Stored items from a collection:
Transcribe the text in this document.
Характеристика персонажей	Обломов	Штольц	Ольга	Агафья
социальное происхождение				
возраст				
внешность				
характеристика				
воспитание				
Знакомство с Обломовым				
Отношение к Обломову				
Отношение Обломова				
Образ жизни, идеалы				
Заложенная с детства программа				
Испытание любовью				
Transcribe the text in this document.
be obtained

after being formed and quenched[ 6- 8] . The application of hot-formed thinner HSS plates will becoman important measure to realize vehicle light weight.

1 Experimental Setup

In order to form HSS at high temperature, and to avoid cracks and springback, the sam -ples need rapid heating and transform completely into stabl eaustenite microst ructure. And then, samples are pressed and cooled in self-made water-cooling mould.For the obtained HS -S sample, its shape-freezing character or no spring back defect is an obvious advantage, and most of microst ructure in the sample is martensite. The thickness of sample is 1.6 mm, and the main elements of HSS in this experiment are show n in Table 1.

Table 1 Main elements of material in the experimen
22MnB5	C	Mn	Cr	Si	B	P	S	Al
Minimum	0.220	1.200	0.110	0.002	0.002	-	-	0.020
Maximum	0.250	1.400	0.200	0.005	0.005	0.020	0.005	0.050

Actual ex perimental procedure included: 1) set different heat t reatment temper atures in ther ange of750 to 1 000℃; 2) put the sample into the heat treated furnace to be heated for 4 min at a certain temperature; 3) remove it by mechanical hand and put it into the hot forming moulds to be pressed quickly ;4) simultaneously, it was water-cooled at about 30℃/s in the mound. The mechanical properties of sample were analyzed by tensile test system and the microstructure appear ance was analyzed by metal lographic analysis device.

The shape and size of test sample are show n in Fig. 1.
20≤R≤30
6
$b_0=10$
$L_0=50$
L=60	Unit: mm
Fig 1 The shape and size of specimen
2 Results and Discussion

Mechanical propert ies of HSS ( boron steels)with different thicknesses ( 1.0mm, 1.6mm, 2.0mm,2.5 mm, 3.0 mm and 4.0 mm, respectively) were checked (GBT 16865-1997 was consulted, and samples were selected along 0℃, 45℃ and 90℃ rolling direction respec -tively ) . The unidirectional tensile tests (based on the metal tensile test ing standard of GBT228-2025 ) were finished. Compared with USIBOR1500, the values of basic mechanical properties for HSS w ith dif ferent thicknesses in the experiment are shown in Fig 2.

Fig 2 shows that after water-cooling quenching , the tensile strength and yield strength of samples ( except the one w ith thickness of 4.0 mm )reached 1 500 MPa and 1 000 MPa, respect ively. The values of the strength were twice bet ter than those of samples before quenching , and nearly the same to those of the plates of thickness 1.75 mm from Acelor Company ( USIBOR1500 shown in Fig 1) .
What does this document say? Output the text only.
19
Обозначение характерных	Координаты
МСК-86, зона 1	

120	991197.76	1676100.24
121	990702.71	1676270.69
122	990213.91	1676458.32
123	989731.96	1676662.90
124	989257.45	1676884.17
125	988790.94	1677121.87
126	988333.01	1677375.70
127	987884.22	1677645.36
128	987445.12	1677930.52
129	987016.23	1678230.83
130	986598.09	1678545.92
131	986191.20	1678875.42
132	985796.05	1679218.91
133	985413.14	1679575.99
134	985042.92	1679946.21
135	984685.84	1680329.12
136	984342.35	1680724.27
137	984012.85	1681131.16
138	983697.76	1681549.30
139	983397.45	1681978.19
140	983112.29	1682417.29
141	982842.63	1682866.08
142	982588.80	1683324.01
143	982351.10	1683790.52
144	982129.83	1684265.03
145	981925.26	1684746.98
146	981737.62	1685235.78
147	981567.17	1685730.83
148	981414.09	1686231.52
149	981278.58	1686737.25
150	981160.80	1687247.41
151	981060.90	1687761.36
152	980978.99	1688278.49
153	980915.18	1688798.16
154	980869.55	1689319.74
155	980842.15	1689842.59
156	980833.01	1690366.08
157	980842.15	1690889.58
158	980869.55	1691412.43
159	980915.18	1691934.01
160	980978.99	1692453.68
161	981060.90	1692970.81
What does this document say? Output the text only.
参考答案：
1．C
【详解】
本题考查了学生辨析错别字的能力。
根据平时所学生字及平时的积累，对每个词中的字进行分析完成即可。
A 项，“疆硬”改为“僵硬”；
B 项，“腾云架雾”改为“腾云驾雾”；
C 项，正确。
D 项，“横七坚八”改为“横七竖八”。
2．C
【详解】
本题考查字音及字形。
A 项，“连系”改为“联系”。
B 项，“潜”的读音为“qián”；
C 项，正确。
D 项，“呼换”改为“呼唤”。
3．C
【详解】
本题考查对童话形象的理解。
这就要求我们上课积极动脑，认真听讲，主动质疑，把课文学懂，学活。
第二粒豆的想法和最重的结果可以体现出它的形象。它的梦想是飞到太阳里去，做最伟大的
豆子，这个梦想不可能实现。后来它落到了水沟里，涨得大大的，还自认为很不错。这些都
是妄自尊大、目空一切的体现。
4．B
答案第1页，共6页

Objective
Make an exact copy of all the data.

Worked answer
Transcribe the text in this document.
Характеристика персонажей	Обломов	Штольц	Ольга	Агафья
социальное происхождение				
возраст				
внешность				
характеристика				
воспитание				
Знакомство с Обломовым				
Отношение к Обломову				
Отношение Обломова				
Образ жизни, идеалы				
Заложенная с детства программа				
Испытание любовью				
Transcribe the text in this document.
be obtained

after being formed and quenched[ 6- 8] . The application of hot-formed thinner HSS plates will becoman important measure to realize vehicle light weight.

1 Experimental Setup

In order to form HSS at high temperature, and to avoid cracks and springback, the sam -ples need rapid heating and transform completely into stabl eaustenite microst ructure. And then, samples are pressed and cooled in self-made water-cooling mould.For the obtained HS -S sample, its shape-freezing character or no spring back defect is an obvious advantage, and most of microst ructure in the sample is martensite. The thickness of sample is 1.6 mm, and the main elements of HSS in this experiment are show n in Table 1.

Table 1 Main elements of material in the experimen
22MnB5	C	Mn	Cr	Si	B	P	S	Al
Minimum	0.220	1.200	0.110	0.002	0.002	-	-	0.020
Maximum	0.250	1.400	0.200	0.005	0.005	0.020	0.005	0.050

Actual ex perimental procedure included: 1) set different heat t reatment temper atures in ther ange of750 to 1 000℃; 2) put the sample into the heat treated furnace to be heated for 4 min at a certain temperature; 3) remove it by mechanical hand and put it into the hot forming moulds to be pressed quickly ;4) simultaneously, it was water-cooled at about 30℃/s in the mound. The mechanical properties of sample were analyzed by tensile test system and the microstructure appear ance was analyzed by metal lographic analysis device.

The shape and size of test sample are show n in Fig. 1.
20≤R≤30
6
$b_0=10$
$L_0=50$
L=60	Unit: mm
Fig 1 The shape and size of specimen
2 Results and Discussion

Mechanical propert ies of HSS ( boron steels)with different thicknesses ( 1.0mm, 1.6mm, 2.0mm,2.5 mm, 3.0 mm and 4.0 mm, respectively) were checked (GBT 16865-1997 was consulted, and samples were selected along 0℃, 45℃ and 90℃ rolling direction respec -tively ) . The unidirectional tensile tests (based on the metal tensile test ing standard of GBT228-2025 ) were finished. Compared with USIBOR1500, the values of basic mechanical properties for HSS w ith dif ferent thicknesses in the experiment are shown in Fig 2.

Fig 2 shows that after water-cooling quenching , the tensile strength and yield strength of samples ( except the one w ith thickness of 4.0 mm )reached 1 500 MPa and 1 000 MPa, respect ively. The values of the strength were twice bet ter than those of samples before quenching , and nearly the same to those of the plates of thickness 1.75 mm from Acelor Company ( USIBOR1500 shown in Fig 1) .
What does this document say? Output the text only.
19
Обозначение характерных	Координаты
МСК-86, зона 1	

120	991197.76	1676100.24
121	990702.71	1676270.69
122	990213.91	1676458.32
123	989731.96	1676662.90
124	989257.45	1676884.17
125	988790.94	1677121.87
126	988333.01	1677375.70
127	987884.22	1677645.36
128	987445.12	1677930.52
129	987016.23	1678230.83
130	986598.09	1678545.92
131	986191.20	1678875.42
132	985796.05	1679218.91
133	985413.14	1679575.99
134	985042.92	1679946.21
135	984685.84	1680329.12
136	984342.35	1680724.27
137	984012.85	1681131.16
138	983697.76	1681549.30
139	983397.45	1681978.19
140	983112.29	1682417.29
141	982842.63	1682866.08
142	982588.80	1683324.01
143	982351.10	1683790.52
144	982129.83	1684265.03
145	981925.26	1684746.98
146	981737.62	1685235.78
147	981567.17	1685730.83
148	981414.09	1686231.52
149	981278.58	1686737.25
150	981160.80	1687247.41
151	981060.90	1687761.36
152	980978.99	1688278.49
153	980915.18	1688798.16
154	980869.55	1689319.74
155	980842.15	1689842.59
156	980833.01	1690366.08
157	980842.15	1690889.58
158	980869.55	1691412.43
159	980915.18	1691934.01
160	980978.99	1692453.68
161	981060.90	1692970.81
What does this document say? Output the text only.
参考答案：
1．C
【详解】
本题考查了学生辨析错别字的能力。
根据平时所学生字及平时的积累，对每个词中的字进行分析完成即可。
A 项，“疆硬”改为“僵硬”；
B 项，“腾云架雾”改为“腾云驾雾”；
C 项，正确。
D 项，“横七坚八”改为“横七竖八”。
2．C
【详解】
本题考查字音及字形。
A 项，“连系”改为“联系”。
B 项，“潜”的读音为“qián”；
C 项，正确。
D 项，“呼换”改为“呼唤”。
3．C
【详解】
本题考查对童话形象的理解。
这就要求我们上课积极动脑，认真听讲，主动质疑，把课文学懂，学活。
第二粒豆的想法和最重的结果可以体现出它的形象。它的梦想是飞到太阳里去，做最伟大的
豆子，这个梦想不可能实现。后来它落到了水沟里，涨得大大的，还自认为很不错。这些都
是妄自尊大、目空一切的体现。
4．B
答案第1页，共6页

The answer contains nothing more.